_TASK STATEMENT:_ All lines holding the string "this" are to be shown.

Dataset items:
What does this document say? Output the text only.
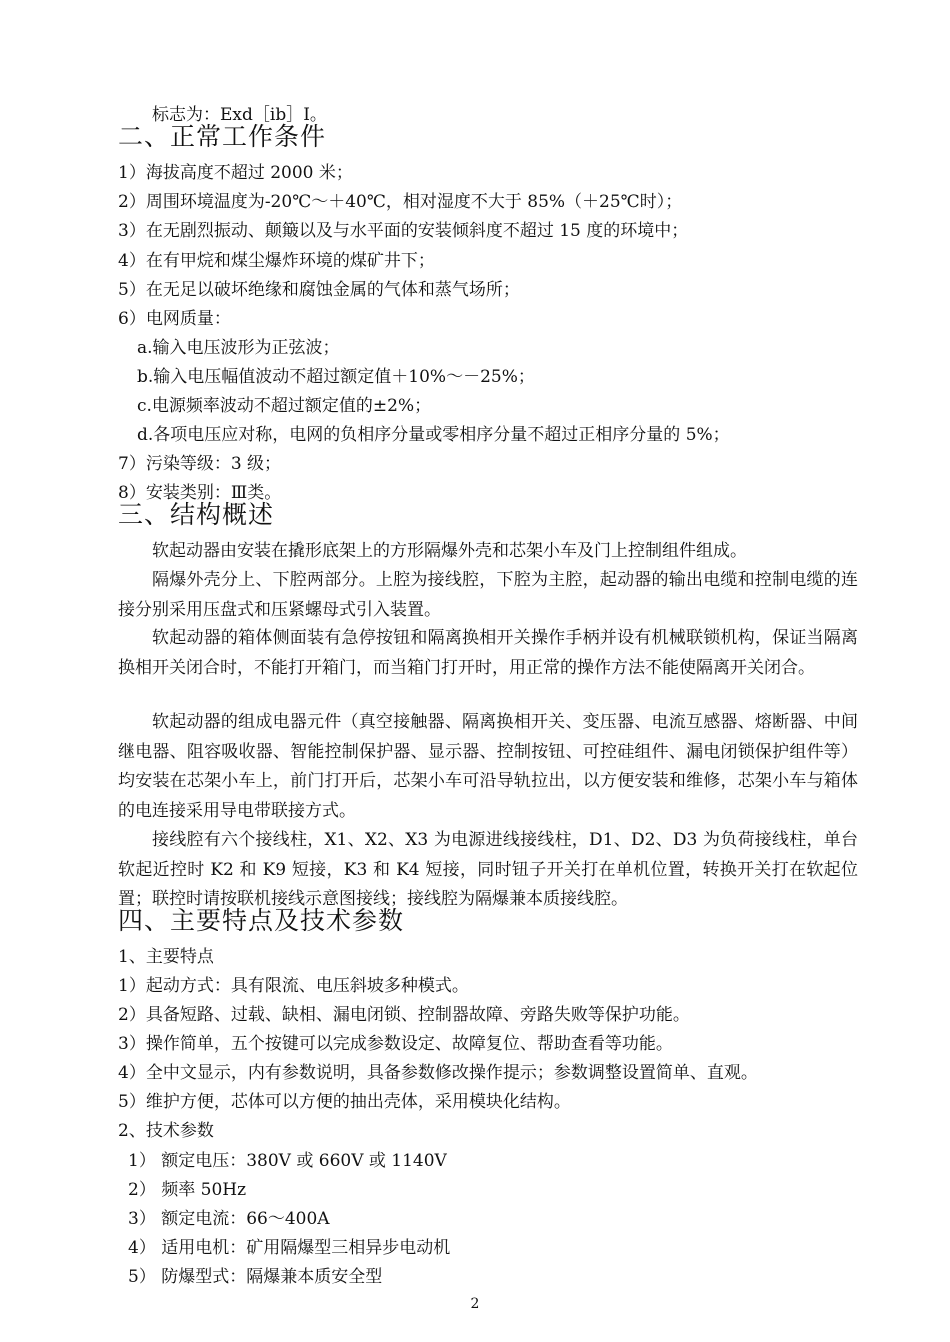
标志为：Exd［ib］I。
二、正常工作条件
1）海拔高度不超过 2000 米；
2）周围环境温度为-20℃～＋40℃，相对湿度不大于 85%（＋25℃时）；
3）在无剧烈振动、颠簸以及与水平面的安装倾斜度不超过 15 度的环境中；
4）在有甲烷和煤尘爆炸环境的煤矿井下；
5）在无足以破坏绝缘和腐蚀金属的气体和蒸气场所；
6）电网质量：
a.输入电压波形为正弦波；
b.输入电压幅值波动不超过额定值＋10%～－25%；
c.电源频率波动不超过额定值的±2%；
d.各项电压应对称，电网的负相序分量或零相序分量不超过正相序分量的 5%；
7）污染等级：3 级；
8）安装类别：Ⅲ类。
三、结构概述
软起动器由安装在撬形底架上的方形隔爆外壳和芯架小车及门上控制组件组成。
隔爆外壳分上、下腔两部分。上腔为接线腔，下腔为主腔，起动器的输出电缆和控制电缆的连接分别采用压盘式和压紧螺母式引入装置。
软起动器的箱体侧面装有急停按钮和隔离换相开关操作手柄并设有机械联锁机构，保证当隔离换相开关闭合时，不能打开箱门，而当箱门打开时，用正常的操作方法不能使隔离开关闭合。
软起动器的组成电器元件（真空接触器、隔离换相开关、变压器、电流互感器、熔断器、中间继电器、阻容吸收器、智能控制保护器、显示器、控制按钮、可控硅组件、漏电闭锁保护组件等）均安装在芯架小车上，前门打开后，芯架小车可沿导轨拉出，以方便安装和维修，芯架小车与箱体的电连接采用导电带联接方式。
接线腔有六个接线柱，X1、X2、X3 为电源进线接线柱，D1、D2、D3 为负荷接线柱，单台软起近控时 K2 和 K9 短接，K3 和 K4 短接，同时钮子开关打在单机位置，转换开关打在软起位置；联控时请按联机接线示意图接线；接线腔为隔爆兼本质接线腔。
四、主要特点及技术参数
1、主要特点
1）起动方式：具有限流、电压斜坡多种模式。
2）具备短路、过载、缺相、漏电闭锁、控制器故障、旁路失败等保护功能。
3）操作简单，五个按键可以完成参数设定、故障复位、帮助查看等功能。
4）全中文显示，内有参数说明，具备参数修改操作提示；参数调整设置简单、直观。
5）维护方便，芯体可以方便的抽出壳体，采用模块化结构。
2、技术参数
1） 额定电压：380V 或 660V 或 1140V
2） 频率 50Hz
3） 额定电流：66～400A
4） 适用电机：矿用隔爆型三相异步电动机
5） 防爆型式：隔爆兼本质安全型
2
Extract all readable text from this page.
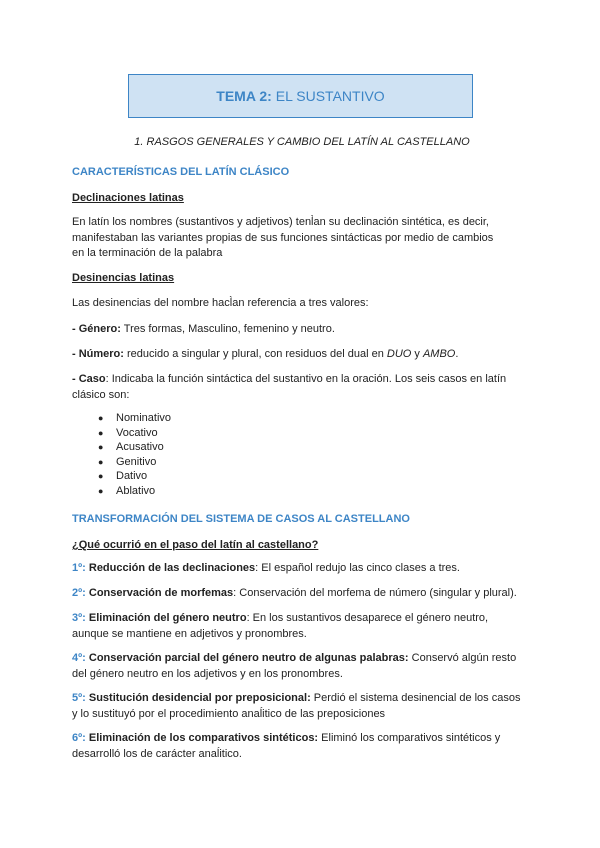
TEMA 2: EL SUSTANTIVO
1. RASGOS GENERALES Y CAMBIO DEL LATÍN AL CASTELLANO
CARACTERÍSTICAS DEL LATÍN CLÁSICO
Declinaciones latinas
En latín los nombres (sustantivos y adjetivos) tenl̀an su declinación sintética, es decir,
manifestaban las variantes propias de sus funciones sintácticas por medio de cambios
en la terminación de la palabra
Desinencias latinas
Las desinencias del nombre hacl̀an referencia a tres valores:
- Género: Tres formas, Masculino, femenino y neutro.
- Número: reducido a singular y plural, con residuos del dual en DUO y AMBO.
- Caso: Indicaba la función sintáctica del sustantivo en la oración. Los seis casos en latín
clásico son:
● Nominativo
● Vocativo
● Acusativo
● Genitivo
● Dativo
● Ablativo
TRANSFORMACIÓN DEL SISTEMA DE CASOS AL CASTELLANO
¿Qué ocurrió en el paso del latín al castellano?
1º: Reducción de las declinaciones: El español redujo las cinco clases a tres.
2º: Conservación de morfemas: Conservación del morfema de número (singular y plural).
3º: Eliminación del género neutro: En los sustantivos desaparece el género neutro,
aunque se mantiene en adjetivos y pronombres.
4º: Conservación parcial del género neutro de algunas palabras: Conservó algún resto
del género neutro en los adjetivos y en los pronombres.
5º: Sustitución desidencial por preposicional: Perdió el sistema desinencial de los casos
y lo sustituyó por el procedimiento anaĺitico de las preposiciones
6º: Eliminación de los comparativos sintéticos: Eliminó los comparativos sintéticos y
desarrolló los de carácter anaĺitico.
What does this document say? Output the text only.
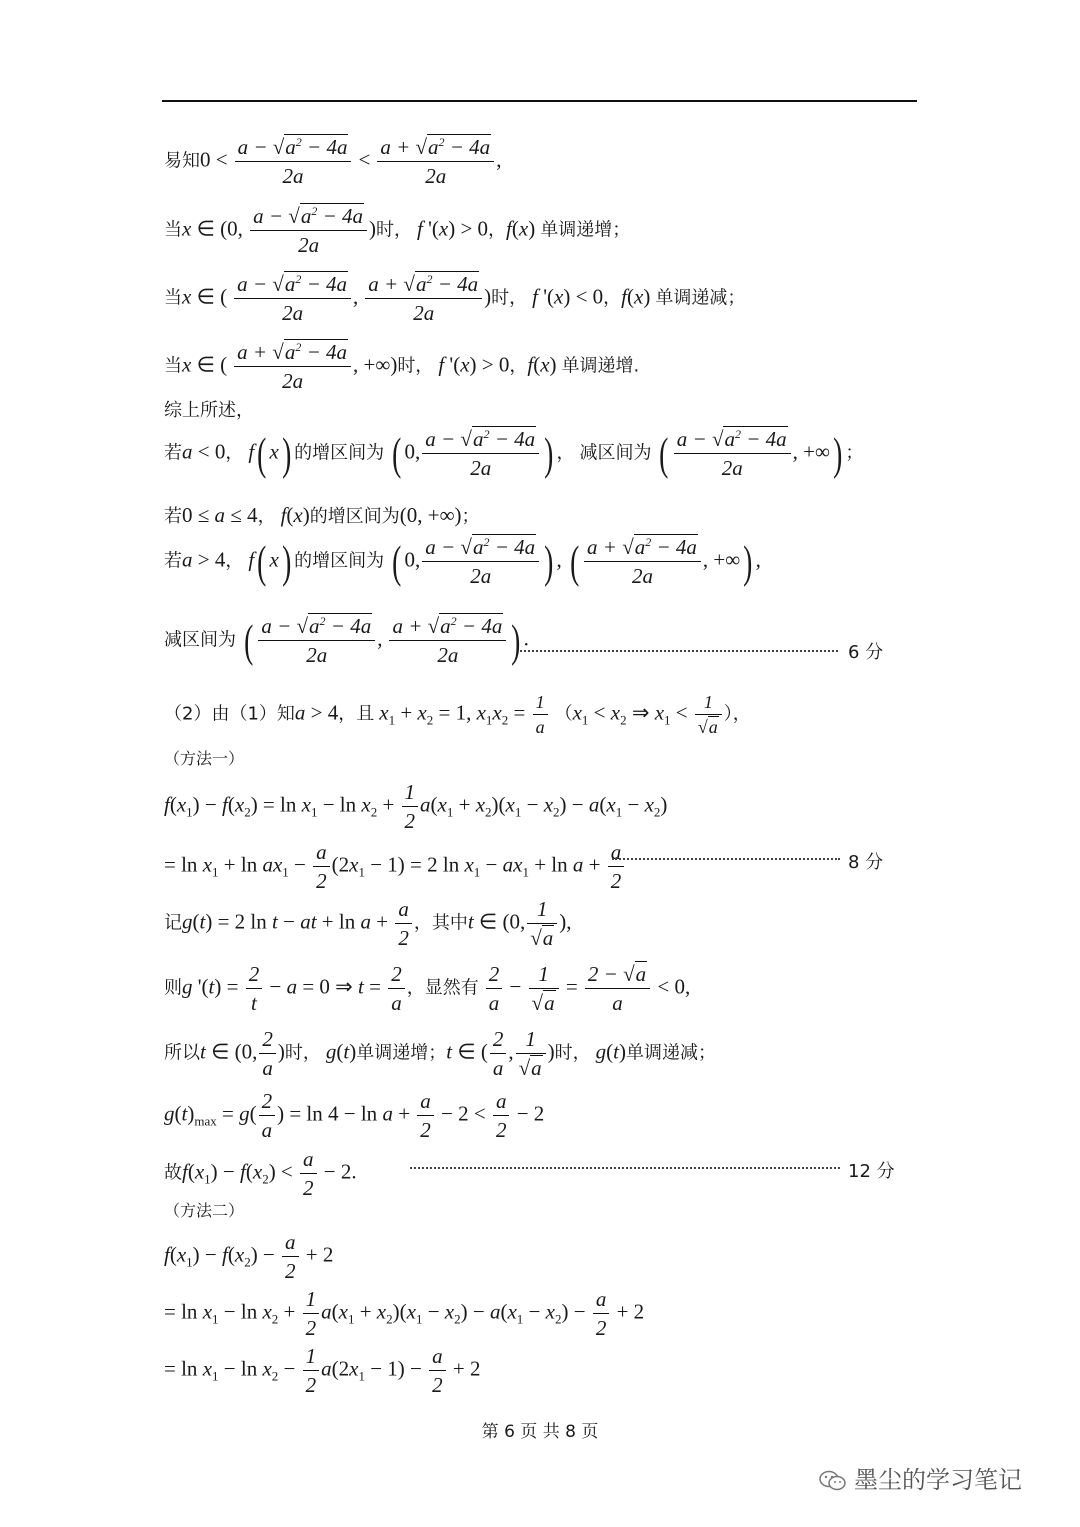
易知$0 < \frac{a - √a^2 - 4a}{2a} < \frac{a + √a^2 - 4a}{2a}$ ,
当x ∈ (0, $\frac{a - √a^2 - 4a}{2a}$ )时， f '(x) > 0，f(x) 单调递增；
当x ∈ ( $\frac{a - √a^2 - 4a}{2a}$ , $\frac{a + √a^2 - 4a}{2a}$ )时， f '(x) < 0，f(x) 单调递减；
当x ∈ ( $\frac{a + √a^2 - 4a}{2a}$ , +∞)时， f '(x) > 0，f(x) 单调递增.
综上所述，
若a < 0， f( x) 的增区间为 ( 0, $\frac{a - √a^2 - 4a}{2a}$ ) ， 减区间为 ( $\frac{a - √a^2 - 4a}{2a}$ , +∞) ；
若0 ≤ a ≤ 4， f(x)的增区间为(0, +∞)；
若a > 4， f( x) 的增区间为 ( 0, $\frac{a - √a^2 - 4a}{2a}$ ) , ( $\frac{a + √a^2 - 4a}{2a}$ , +∞) ,
减区间为 ( $\frac{a - √a^2 - 4a}{2a}$ , $\frac{a + √a^2 - 4a}{2a}$ ) .
6 分
（2）由（1）知a > 4，且 $x_1 + x_2 = 1$, $x_1x_2 = \frac{1}{a} (x_1 < x_2$ ⇒ $x_1 < \frac{1}{√a}$ ），
（方法一）
$f(x_1) - f(x_2) = \ln x_1 - \ln x_2 + \frac{1}{2} a(x_1 + x_2)(x_1 - x_2) - a(x_1 - x_2)$
= $\ln x_1 + \ln ax_1 - \frac{a}{2} (2x_1 - 1) = 2$ $\ln x_1 - ax_1 + \ln a + \frac{a}{2}$	8 分
记g(t) = 2 ln t − at + $\ln a + \frac{a}{2}$ ，其中t ∈ (0, $\frac{1}{√a}$ ),
则g '$(t) = \frac{2}{t} - a = 0$ ⇒ $t = \frac{2}{a}$ ，显然有 $\frac{2}{a} - \frac{1}{√a} = \frac{2 - √a}{a} < 0$,
所以t ∈ (0, $\frac{2}{a}$ )时， g(t)单调递增；t ∈ ( $\frac{2}{a}$ , $\frac{1}{√a}$ )时， g(t)单调递减；
$g(t)_{max} = g( \frac{2}{a}$ ) = $\ln 4 - \ln a + \frac{a}{2} - 2 < \frac{a}{2} - 2$
故$f(x_1) - f(x_2) < \frac{a}{2} - 2$.	12 分
（方法二）
$f(x_1) - f(x_2) - \frac{a}{2} + 2$
= $\ln x_1 - \ln x_2 + \frac{1}{2} a(x_1 + x_2)(x_1 - x_2) - a(x_1 - x_2) - \frac{a}{2} + 2$
= $\ln x_1 - \ln x_2 - \frac{1}{2} a(2x_1 - 1) - \frac{a}{2} + 2$
第 6 页 共 8 页
墨尘的学习笔记
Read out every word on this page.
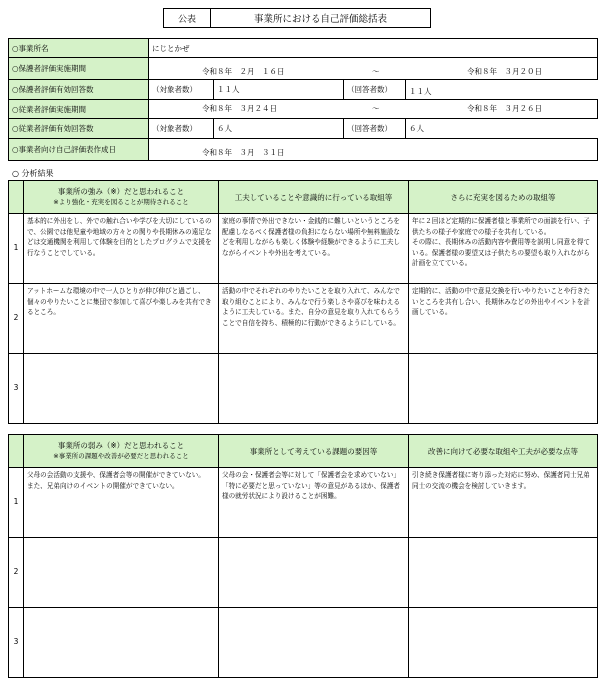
公表	事業所における自己評価総括表
○事業所名	にじとかぜ
○保護者評価実施期間	令和８年　２月　１６日 ～ 令和８年　３月２０日

○保護者評価有効回答数	（対象者数） １１人 （回答者数） １１人

○従業者評価実施期間	令和８年　３月２４日 ～ 令和８年　３月２６日

○従業者評価有効回答数	（対象者数） ６人 （回答者数） ６人

○事業者向け自己評価表作成日	令和８年　３月　３１日
○ 分析結果
	事業所の強み（※）だと思われること
※より強化・充実を図ることが期待されること	工夫していることや意識的に行っている取組等	さらに充実を図るための取組等
1	基本的に外出をし、外での触れ合いや学びを大切にしているので、公園では他児童や地域の方々との関りや長期休みの遠足などは交通機関を利用して体験を目的としたプログラムで支援を行なうことでしている。	家庭の事情で外出できない・金銭的に難しいというところを配慮しなるべく保護者様の負担にならない場所や無料施設などを利用しながらも楽しく体験や経験ができるように工夫しながらイベントや外出を考えている。	年に２回ほど定期的に保護者様と事業所での面談を行い、子供たちの様子や家庭での様子を共有している。
その際に、長期休みの活動内容や費用等を説明し同意を得ている。保護者様の要望又は子供たちの要望も取り入れながら計画を立てている。
2	アットホームな環境の中で一人ひとりが伸び伸びと過ごし、個々のやりたいことに集団で参加して喜びや楽しみを共有できるところ。	活動の中でそれぞれのやりたいことを取り入れて、みんなで取り組むことにより、みんなで行う楽しさや喜びを味わえるように工夫している。また、自分の意見を取り入れてもらうことで自信を持ち、積極的に行動ができるようにしている。	定期的に、活動の中で意見交換を行いやりたいことや行きたいところを共有し合い、長期休みなどの外出やイベントを計画している。
3			
	事業所の弱み（※）だと思われること
※事業所の課題や改善が必要だと思われること	事業所として考えている課題の要因等	改善に向けて必要な取組や工夫が必要な点等
1	父母の会活動の支援や、保護者会等の開催ができていない。
また、兄弟向けのイベントの開催ができていない。	父母の会・保護者会等に対して「保護者会を求めていない」「特に必要だと思っていない」等の意見があるほか、保護者様の就労状況により設けることが困難。	引き続き保護者様に寄り添った対応に努め、保護者同士兄弟同士の交流の機会を検討していきます。
2			
3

_EXERCISE SOLUTION:_
What does this document say? Output the text only.
Extract all readable text from this page.
What does this document say? Output the text only.
Read out every word on this page.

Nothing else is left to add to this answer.